* _WHAT TO WORK ON_
Write out the entries again exactly as they are given.

==== MATERIAL PROVIDED

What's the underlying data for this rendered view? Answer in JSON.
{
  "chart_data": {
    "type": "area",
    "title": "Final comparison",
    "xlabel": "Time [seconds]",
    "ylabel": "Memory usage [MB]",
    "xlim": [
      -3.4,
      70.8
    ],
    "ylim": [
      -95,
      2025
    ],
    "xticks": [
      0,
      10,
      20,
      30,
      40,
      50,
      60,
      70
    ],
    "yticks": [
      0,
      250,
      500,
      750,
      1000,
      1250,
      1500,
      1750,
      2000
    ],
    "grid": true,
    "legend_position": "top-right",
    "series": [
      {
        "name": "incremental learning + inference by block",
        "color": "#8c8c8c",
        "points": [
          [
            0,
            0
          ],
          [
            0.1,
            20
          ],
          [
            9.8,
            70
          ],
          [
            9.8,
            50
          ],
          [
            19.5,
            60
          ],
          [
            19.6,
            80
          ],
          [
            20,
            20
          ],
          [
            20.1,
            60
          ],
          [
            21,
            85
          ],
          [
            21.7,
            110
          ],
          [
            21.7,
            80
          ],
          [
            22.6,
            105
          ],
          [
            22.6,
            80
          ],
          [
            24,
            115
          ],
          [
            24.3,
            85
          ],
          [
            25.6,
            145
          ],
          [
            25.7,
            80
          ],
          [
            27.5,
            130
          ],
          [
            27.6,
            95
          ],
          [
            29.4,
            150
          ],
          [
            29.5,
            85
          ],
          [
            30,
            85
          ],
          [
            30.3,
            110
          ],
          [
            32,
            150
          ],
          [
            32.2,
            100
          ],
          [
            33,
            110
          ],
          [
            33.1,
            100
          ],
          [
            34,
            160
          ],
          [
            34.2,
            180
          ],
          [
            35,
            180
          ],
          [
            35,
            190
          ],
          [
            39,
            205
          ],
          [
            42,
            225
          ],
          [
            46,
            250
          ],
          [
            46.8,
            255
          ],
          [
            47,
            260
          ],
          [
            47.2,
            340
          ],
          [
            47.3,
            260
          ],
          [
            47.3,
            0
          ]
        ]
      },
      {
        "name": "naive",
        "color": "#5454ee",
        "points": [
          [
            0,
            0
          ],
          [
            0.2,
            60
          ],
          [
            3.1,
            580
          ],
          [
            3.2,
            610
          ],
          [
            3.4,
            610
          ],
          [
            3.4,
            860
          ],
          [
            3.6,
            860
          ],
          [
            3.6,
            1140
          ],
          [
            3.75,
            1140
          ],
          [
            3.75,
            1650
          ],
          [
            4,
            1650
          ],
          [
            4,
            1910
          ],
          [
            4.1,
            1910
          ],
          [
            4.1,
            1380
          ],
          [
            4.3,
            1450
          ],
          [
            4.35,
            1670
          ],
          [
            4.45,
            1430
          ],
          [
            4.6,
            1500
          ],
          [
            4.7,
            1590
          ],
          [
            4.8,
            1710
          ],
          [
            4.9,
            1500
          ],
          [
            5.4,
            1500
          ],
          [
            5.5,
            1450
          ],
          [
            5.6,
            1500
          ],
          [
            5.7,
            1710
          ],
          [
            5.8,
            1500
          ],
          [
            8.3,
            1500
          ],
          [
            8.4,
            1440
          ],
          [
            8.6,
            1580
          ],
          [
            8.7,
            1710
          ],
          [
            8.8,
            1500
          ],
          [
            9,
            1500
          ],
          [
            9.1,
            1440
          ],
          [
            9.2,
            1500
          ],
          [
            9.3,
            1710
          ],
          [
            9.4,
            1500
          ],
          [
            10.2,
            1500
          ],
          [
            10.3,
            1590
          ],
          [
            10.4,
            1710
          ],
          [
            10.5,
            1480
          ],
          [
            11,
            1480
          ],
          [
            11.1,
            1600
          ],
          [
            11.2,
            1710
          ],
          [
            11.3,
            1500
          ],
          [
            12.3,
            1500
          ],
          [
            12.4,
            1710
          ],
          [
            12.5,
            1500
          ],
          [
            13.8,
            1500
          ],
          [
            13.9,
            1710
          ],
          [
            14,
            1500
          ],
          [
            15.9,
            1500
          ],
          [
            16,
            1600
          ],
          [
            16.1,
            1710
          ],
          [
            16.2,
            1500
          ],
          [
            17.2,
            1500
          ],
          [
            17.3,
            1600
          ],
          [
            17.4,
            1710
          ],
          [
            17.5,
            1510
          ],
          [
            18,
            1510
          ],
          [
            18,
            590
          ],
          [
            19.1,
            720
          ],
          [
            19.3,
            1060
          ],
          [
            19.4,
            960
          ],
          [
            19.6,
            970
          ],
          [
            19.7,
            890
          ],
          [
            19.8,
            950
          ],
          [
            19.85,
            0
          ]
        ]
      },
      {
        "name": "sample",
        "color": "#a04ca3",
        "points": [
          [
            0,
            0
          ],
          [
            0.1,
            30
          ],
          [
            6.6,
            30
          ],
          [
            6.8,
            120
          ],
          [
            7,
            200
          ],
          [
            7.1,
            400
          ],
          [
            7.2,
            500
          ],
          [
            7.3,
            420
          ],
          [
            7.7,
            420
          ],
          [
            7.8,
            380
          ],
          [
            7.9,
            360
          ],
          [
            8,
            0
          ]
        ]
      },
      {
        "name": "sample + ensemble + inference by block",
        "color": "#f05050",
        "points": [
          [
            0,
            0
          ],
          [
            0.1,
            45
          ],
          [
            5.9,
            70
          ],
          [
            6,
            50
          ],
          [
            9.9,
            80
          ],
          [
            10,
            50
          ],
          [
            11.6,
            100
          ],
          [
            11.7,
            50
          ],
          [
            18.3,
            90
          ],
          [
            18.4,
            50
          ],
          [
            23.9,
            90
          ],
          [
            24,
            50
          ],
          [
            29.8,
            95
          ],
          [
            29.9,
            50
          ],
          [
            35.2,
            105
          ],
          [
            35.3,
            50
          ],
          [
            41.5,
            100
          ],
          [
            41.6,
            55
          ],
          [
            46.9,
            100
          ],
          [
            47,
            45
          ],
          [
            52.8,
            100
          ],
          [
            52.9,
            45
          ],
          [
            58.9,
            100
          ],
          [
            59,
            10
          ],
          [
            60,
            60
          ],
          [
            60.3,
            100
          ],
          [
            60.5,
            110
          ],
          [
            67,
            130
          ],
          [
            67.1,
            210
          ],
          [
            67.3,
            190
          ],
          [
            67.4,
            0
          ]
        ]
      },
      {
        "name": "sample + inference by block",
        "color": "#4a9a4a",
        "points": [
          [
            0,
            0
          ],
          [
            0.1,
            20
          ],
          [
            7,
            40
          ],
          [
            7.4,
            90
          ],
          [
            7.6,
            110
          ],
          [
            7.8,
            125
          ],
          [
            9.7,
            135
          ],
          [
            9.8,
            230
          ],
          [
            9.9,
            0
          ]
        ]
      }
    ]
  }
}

========

* _COMPLETED EXERCISE_
What's the underlying data for this rendered view? Answer in JSON.
{
  "chart_data": {
    "type": "area",
    "title": "Final comparison",
    "xlabel": "Time [seconds]",
    "ylabel": "Memory usage [MB]",
    "xlim": [
      -3.4,
      70.8
    ],
    "ylim": [
      -95,
      2025
    ],
    "xticks": [
      0,
      10,
      20,
      30,
      40,
      50,
      60,
      70
    ],
    "yticks": [
      0,
      250,
      500,
      750,
      1000,
      1250,
      1500,
      1750,
      2000
    ],
    "grid": true,
    "legend_position": "top-right",
    "series": [
      {
        "name": "incremental learning + inference by block",
        "color": "#8c8c8c",
        "points": [
          [
            0,
            0
          ],
          [
            0.1,
            20
          ],
          [
            9.8,
            70
          ],
          [
            9.8,
            50
          ],
          [
            19.5,
            60
          ],
          [
            19.6,
            80
          ],
          [
            20,
            20
          ],
          [
            20.1,
            60
          ],
          [
            21,
            85
          ],
          [
            21.7,
            110
          ],
          [
            21.7,
            80
          ],
          [
            22.6,
            105
          ],
          [
            22.6,
            80
          ],
          [
            24,
            115
          ],
          [
            24.3,
            85
          ],
          [
            25.6,
            145
          ],
          [
            25.7,
            80
          ],
          [
            27.5,
            130
          ],
          [
            27.6,
            95
          ],
          [
            29.4,
            150
          ],
          [
            29.5,
            85
          ],
          [
            30,
            85
          ],
          [
            30.3,
            110
          ],
          [
            32,
            150
          ],
          [
            32.2,
            100
          ],
          [
            33,
            110
          ],
          [
            33.1,
            100
          ],
          [
            34,
            160
          ],
          [
            34.2,
            180
          ],
          [
            35,
            180
          ],
          [
            35,
            190
          ],
          [
            39,
            205
          ],
          [
            42,
            225
          ],
          [
            46,
            250
          ],
          [
            46.8,
            255
          ],
          [
            47,
            260
          ],
          [
            47.2,
            340
          ],
          [
            47.3,
            260
          ],
          [
            47.3,
            0
          ]
        ]
      },
      {
        "name": "naive",
        "color": "#5454ee",
        "points": [
          [
            0,
            0
          ],
          [
            0.2,
            60
          ],
          [
            3.1,
            580
          ],
          [
            3.2,
            610
          ],
          [
            3.4,
            610
          ],
          [
            3.4,
            860
          ],
          [
            3.6,
            860
          ],
          [
            3.6,
            1140
          ],
          [
            3.75,
            1140
          ],
          [
            3.75,
            1650
          ],
          [
            4,
            1650
          ],
          [
            4,
            1910
          ],
          [
            4.1,
            1910
          ],
          [
            4.1,
            1380
          ],
          [
            4.3,
            1450
          ],
          [
            4.35,
            1670
          ],
          [
            4.45,
            1430
          ],
          [
            4.6,
            1500
          ],
          [
            4.7,
            1590
          ],
          [
            4.8,
            1710
          ],
          [
            4.9,
            1500
          ],
          [
            5.4,
            1500
          ],
          [
            5.5,
            1450
          ],
          [
            5.6,
            1500
          ],
          [
            5.7,
            1710
          ],
          [
            5.8,
            1500
          ],
          [
            8.3,
            1500
          ],
          [
            8.4,
            1440
          ],
          [
            8.6,
            1580
          ],
          [
            8.7,
            1710
          ],
          [
            8.8,
            1500
          ],
          [
            9,
            1500
          ],
          [
            9.1,
            1440
          ],
          [
            9.2,
            1500
          ],
          [
            9.3,
            1710
          ],
          [
            9.4,
            1500
          ],
          [
            10.2,
            1500
          ],
          [
            10.3,
            1590
          ],
          [
            10.4,
            1710
          ],
          [
            10.5,
            1480
          ],
          [
            11,
            1480
          ],
          [
            11.1,
            1600
          ],
          [
            11.2,
            1710
          ],
          [
            11.3,
            1500
          ],
          [
            12.3,
            1500
          ],
          [
            12.4,
            1710
          ],
          [
            12.5,
            1500
          ],
          [
            13.8,
            1500
          ],
          [
            13.9,
            1710
          ],
          [
            14,
            1500
          ],
          [
            15.9,
            1500
          ],
          [
            16,
            1600
          ],
          [
            16.1,
            1710
          ],
          [
            16.2,
            1500
          ],
          [
            17.2,
            1500
          ],
          [
            17.3,
            1600
          ],
          [
            17.4,
            1710
          ],
          [
            17.5,
            1510
          ],
          [
            18,
            1510
          ],
          [
            18,
            590
          ],
          [
            19.1,
            720
          ],
          [
            19.3,
            1060
          ],
          [
            19.4,
            960
          ],
          [
            19.6,
            970
          ],
          [
            19.7,
            890
          ],
          [
            19.8,
            950
          ],
          [
            19.85,
            0
          ]
        ]
      },
      {
        "name": "sample",
        "color": "#a04ca3",
        "points": [
          [
            0,
            0
          ],
          [
            0.1,
            30
          ],
          [
            6.6,
            30
          ],
          [
            6.8,
            120
          ],
          [
            7,
            200
          ],
          [
            7.1,
            400
          ],
          [
            7.2,
            500
          ],
          [
            7.3,
            420
          ],
          [
            7.7,
            420
          ],
          [
            7.8,
            380
          ],
          [
            7.9,
            360
          ],
          [
            8,
            0
          ]
        ]
      },
      {
        "name": "sample + ensemble + inference by block",
        "color": "#f05050",
        "points": [
          [
            0,
            0
          ],
          [
            0.1,
            45
          ],
          [
            5.9,
            70
          ],
          [
            6,
            50
          ],
          [
            9.9,
            80
          ],
          [
            10,
            50
          ],
          [
            11.6,
            100
          ],
          [
            11.7,
            50
          ],
          [
            18.3,
            90
          ],
          [
            18.4,
            50
          ],
          [
            23.9,
            90
          ],
          [
            24,
            50
          ],
          [
            29.8,
            95
          ],
          [
            29.9,
            50
          ],
          [
            35.2,
            105
          ],
          [
            35.3,
            50
          ],
          [
            41.5,
            100
          ],
          [
            41.6,
            55
          ],
          [
            46.9,
            100
          ],
          [
            47,
            45
          ],
          [
            52.8,
            100
          ],
          [
            52.9,
            45
          ],
          [
            58.9,
            100
          ],
          [
            59,
            10
          ],
          [
            60,
            60
          ],
          [
            60.3,
            100
          ],
          [
            60.5,
            110
          ],
          [
            67,
            130
          ],
          [
            67.1,
            210
          ],
          [
            67.3,
            190
          ],
          [
            67.4,
            0
          ]
        ]
      },
      {
        "name": "sample + inference by block",
        "color": "#4a9a4a",
        "points": [
          [
            0,
            0
          ],
          [
            0.1,
            20
          ],
          [
            7,
            40
          ],
          [
            7.4,
            90
          ],
          [
            7.6,
            110
          ],
          [
            7.8,
            125
          ],
          [
            9.7,
            135
          ],
          [
            9.8,
            230
          ],
          [
            9.9,
            0
          ]
        ]
      }
    ]
  }
}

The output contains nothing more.